━━ RECORDS SUPPLIED ━━

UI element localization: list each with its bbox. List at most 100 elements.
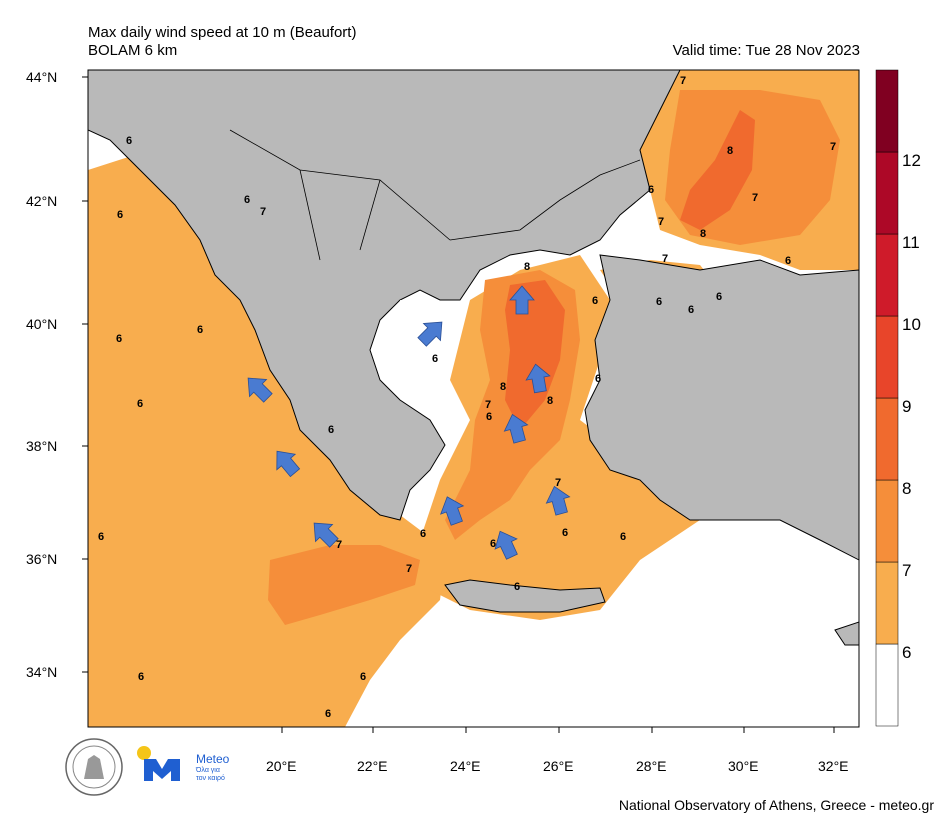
wind-arrow-icon <box>440 496 465 526</box>
wind-arrow-icon <box>545 485 571 516</box>
contour-label: 7 <box>555 477 561 489</box>
wind-arrow-icon <box>276 450 301 478</box>
contour-label: 7 <box>485 399 491 411</box>
contour-label: 7 <box>336 539 342 551</box>
contour-label: 8 <box>524 261 530 273</box>
contour-label: 8 <box>727 145 733 157</box>
contour-label: 6 <box>325 708 331 720</box>
contour-label: 6 <box>648 184 654 196</box>
contour-label: 6 <box>716 291 722 303</box>
footer-credit: National Observatory of Athens, Greece -… <box>618 797 934 813</box>
lon-label-20: 20°E <box>266 758 297 774</box>
contour-label: 7 <box>406 563 412 575</box>
contour-label: 6 <box>656 296 662 308</box>
contour-label: 6 <box>137 398 143 410</box>
contour-label: 7 <box>830 141 836 153</box>
observatory-seal-icon <box>65 738 123 796</box>
colorbar-label-7: 7 <box>902 561 912 580</box>
lat-label-40: 40°N <box>26 316 58 332</box>
colorbar-segment <box>875 479 899 563</box>
colorbar-segment <box>875 561 899 645</box>
lon-label-24: 24°E <box>450 758 481 774</box>
lat-label-36: 36°N <box>26 551 58 567</box>
contour-label: 8 <box>547 395 553 407</box>
contour-label: 7 <box>260 206 266 218</box>
wind-arrow-icon <box>417 321 443 347</box>
contour-label: 8 <box>500 381 506 393</box>
wind-arrow-icon <box>247 377 273 403</box>
contour-label: 6 <box>360 671 366 683</box>
contour-label: 6 <box>420 528 426 540</box>
colorbar-segment <box>875 233 899 317</box>
contour-label: 6 <box>244 194 250 206</box>
colorbar-segment <box>875 315 899 399</box>
valid-time: Valid time: Tue 28 Nov 2023 <box>672 42 860 59</box>
contour-label: 6 <box>785 255 791 267</box>
contour-label: 6 <box>620 531 626 543</box>
contour-label: 6 <box>197 324 203 336</box>
map-frame <box>87 69 860 728</box>
lat-label-44: 44°N <box>26 69 58 85</box>
colorbar-label-12: 12 <box>902 151 921 170</box>
model-name: BOLAM 6 km <box>88 42 178 59</box>
contour-label: 7 <box>752 192 758 204</box>
contour-label: 6 <box>98 531 104 543</box>
contour-label: 7 <box>662 253 668 265</box>
land-crete <box>444 579 606 613</box>
wind-arrow-icon <box>509 285 535 315</box>
bf7-patch-south <box>268 545 420 625</box>
bf8-core-aegean <box>505 280 565 430</box>
contour-label: 7 <box>658 216 664 228</box>
lon-label-26: 26°E <box>543 758 574 774</box>
contour-label: 6 <box>562 527 568 539</box>
lat-label-34: 34°N <box>26 664 58 680</box>
land-balkans <box>88 70 681 521</box>
land-cyprus <box>834 621 859 646</box>
lat-label-42: 42°N <box>26 193 58 209</box>
colorbar-label-11: 11 <box>902 233 920 252</box>
contour-label: 6 <box>138 671 144 683</box>
contour-label: 6 <box>116 333 122 345</box>
contour-label: 6 <box>486 411 492 423</box>
wind-arrow-icon <box>494 530 518 560</box>
contour-label: 6 <box>688 304 694 316</box>
contour-label: 6 <box>592 295 598 307</box>
wind-arrow-icon <box>313 522 339 548</box>
colorbar-segment <box>875 643 899 727</box>
lon-label-28: 28°E <box>636 758 667 774</box>
colorbar-label-6: 6 <box>902 643 912 662</box>
colorbar-label-10: 10 <box>902 315 921 334</box>
contour-label: 8 <box>700 228 706 240</box>
contour-label: 7 <box>680 75 686 87</box>
contour-label: 6 <box>595 373 601 385</box>
lon-label-30: 30°E <box>728 758 759 774</box>
meteo-logo-title: Meteo <box>196 752 230 766</box>
colorbar-label-9: 9 <box>902 397 912 416</box>
contour-label: 6 <box>432 353 438 365</box>
contour-label: 6 <box>328 424 334 436</box>
bf8-core-blacksea <box>680 110 755 230</box>
colorbar-label-8: 8 <box>902 479 912 498</box>
map-title: Max daily wind speed at 10 m (Beaufort) <box>88 24 357 41</box>
lat-label-38: 38°N <box>26 438 58 454</box>
colorbar-segment <box>875 151 899 235</box>
contour-label: 6 <box>117 209 123 221</box>
colorbar <box>875 69 899 727</box>
contour-label: 6 <box>490 538 496 550</box>
colorbar-segment <box>875 69 899 153</box>
borders <box>229 129 641 261</box>
colorbar-segment <box>875 397 899 481</box>
land-anatolia <box>584 254 859 561</box>
meteo-logo-icon <box>137 746 180 781</box>
wind-arrows <box>247 285 571 560</box>
lon-label-22: 22°E <box>357 758 388 774</box>
lon-label-32: 32°E <box>818 758 849 774</box>
contour-label: 6 <box>514 581 520 593</box>
wind-arrow-icon <box>503 413 529 444</box>
wind-arrow-icon <box>525 363 551 394</box>
meteo-logo-tagline1: Όλα για <box>196 767 220 774</box>
contour-label: 6 <box>126 135 132 147</box>
meteo-logo-tagline2: τον καιρό <box>196 775 225 782</box>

━━━

WHAT YOU SHOULD DO
Copy out the material above word for word, with every line in its original order, but omit the picture.

ANSWER FOR THE TASK
UI element localization: list each with its bbox. List at most 100 elements.
wind-arrow-icon <box>440 496 465 526</box>
wind-arrow-icon <box>545 485 571 516</box>
contour-label: 7 <box>555 477 561 489</box>
wind-arrow-icon <box>276 450 301 478</box>
contour-label: 7 <box>485 399 491 411</box>
contour-label: 7 <box>336 539 342 551</box>
contour-label: 8 <box>524 261 530 273</box>
contour-label: 8 <box>727 145 733 157</box>
contour-label: 6 <box>325 708 331 720</box>
contour-label: 6 <box>648 184 654 196</box>
contour-label: 6 <box>716 291 722 303</box>
footer-credit: National Observatory of Athens, Greece -… <box>618 797 934 813</box>
lon-label-20: 20°E <box>266 758 297 774</box>
contour-label: 7 <box>406 563 412 575</box>
contour-label: 6 <box>656 296 662 308</box>
contour-label: 6 <box>137 398 143 410</box>
contour-label: 7 <box>830 141 836 153</box>
observatory-seal-icon <box>65 738 123 796</box>
colorbar-label-7: 7 <box>902 561 912 580</box>
lat-label-40: 40°N <box>26 316 58 332</box>
colorbar-segment <box>875 479 899 563</box>
colorbar-segment <box>875 561 899 645</box>
lon-label-24: 24°E <box>450 758 481 774</box>
lat-label-36: 36°N <box>26 551 58 567</box>
contour-label: 8 <box>547 395 553 407</box>
contour-label: 7 <box>260 206 266 218</box>
wind-arrow-icon <box>417 321 443 347</box>
contour-label: 8 <box>500 381 506 393</box>
wind-arrow-icon <box>247 377 273 403</box>
contour-label: 6 <box>360 671 366 683</box>
contour-label: 6 <box>420 528 426 540</box>
colorbar-segment <box>875 233 899 317</box>
contour-label: 6 <box>244 194 250 206</box>
colorbar-segment <box>875 315 899 399</box>
valid-time: Valid time: Tue 28 Nov 2023 <box>672 42 860 59</box>
contour-label: 6 <box>785 255 791 267</box>
contour-label: 6 <box>620 531 626 543</box>
contour-label: 6 <box>197 324 203 336</box>
map-frame <box>87 69 860 728</box>
lat-label-44: 44°N <box>26 69 58 85</box>
colorbar-label-12: 12 <box>902 151 921 170</box>
model-name: BOLAM 6 km <box>88 42 178 59</box>
contour-label: 7 <box>752 192 758 204</box>
contour-label: 6 <box>98 531 104 543</box>
contour-label: 7 <box>662 253 668 265</box>
land-crete <box>444 579 606 613</box>
wind-arrow-icon <box>509 285 535 315</box>
bf7-patch-south <box>268 545 420 625</box>
bf8-core-aegean <box>505 280 565 430</box>
contour-label: 7 <box>658 216 664 228</box>
lon-label-26: 26°E <box>543 758 574 774</box>
contour-label: 6 <box>562 527 568 539</box>
lat-label-34: 34°N <box>26 664 58 680</box>
land-balkans <box>88 70 681 521</box>
land-cyprus <box>834 621 859 646</box>
lat-label-42: 42°N <box>26 193 58 209</box>
colorbar-label-11: 11 <box>902 233 920 252</box>
contour-label: 6 <box>138 671 144 683</box>
contour-label: 6 <box>116 333 122 345</box>
contour-label: 6 <box>486 411 492 423</box>
wind-arrow-icon <box>494 530 518 560</box>
contour-label: 6 <box>688 304 694 316</box>
contour-label: 6 <box>592 295 598 307</box>
wind-arrow-icon <box>313 522 339 548</box>
colorbar-segment <box>875 643 899 727</box>
lon-label-28: 28°E <box>636 758 667 774</box>
colorbar-label-6: 6 <box>902 643 912 662</box>
colorbar-label-10: 10 <box>902 315 921 334</box>
contour-label: 8 <box>700 228 706 240</box>
contour-label: 7 <box>680 75 686 87</box>
contour-label: 6 <box>595 373 601 385</box>
lon-label-30: 30°E <box>728 758 759 774</box>
meteo-logo-title: Meteo <box>196 752 230 766</box>
colorbar-label-9: 9 <box>902 397 912 416</box>
contour-label: 6 <box>432 353 438 365</box>
contour-label: 6 <box>328 424 334 436</box>
bf8-core-blacksea <box>680 110 755 230</box>
colorbar-label-8: 8 <box>902 479 912 498</box>
map-title: Max daily wind speed at 10 m (Beaufort) <box>88 24 357 41</box>
lat-label-38: 38°N <box>26 438 58 454</box>
colorbar-segment <box>875 151 899 235</box>
contour-label: 6 <box>117 209 123 221</box>
colorbar <box>875 69 899 727</box>
contour-label: 6 <box>490 538 496 550</box>
colorbar-segment <box>875 69 899 153</box>
borders <box>229 129 641 261</box>
colorbar-segment <box>875 397 899 481</box>
land-anatolia <box>584 254 859 561</box>
meteo-logo-icon <box>137 746 180 781</box>
wind-arrows <box>247 285 571 560</box>
lon-label-22: 22°E <box>357 758 388 774</box>
lon-label-32: 32°E <box>818 758 849 774</box>
contour-label: 6 <box>514 581 520 593</box>
wind-arrow-icon <box>503 413 529 444</box>
wind-arrow-icon <box>525 363 551 394</box>
meteo-logo-tagline1: Όλα για <box>196 767 220 774</box>
contour-label: 6 <box>126 135 132 147</box>
meteo-logo-tagline2: τον καιρό <box>196 775 225 782</box>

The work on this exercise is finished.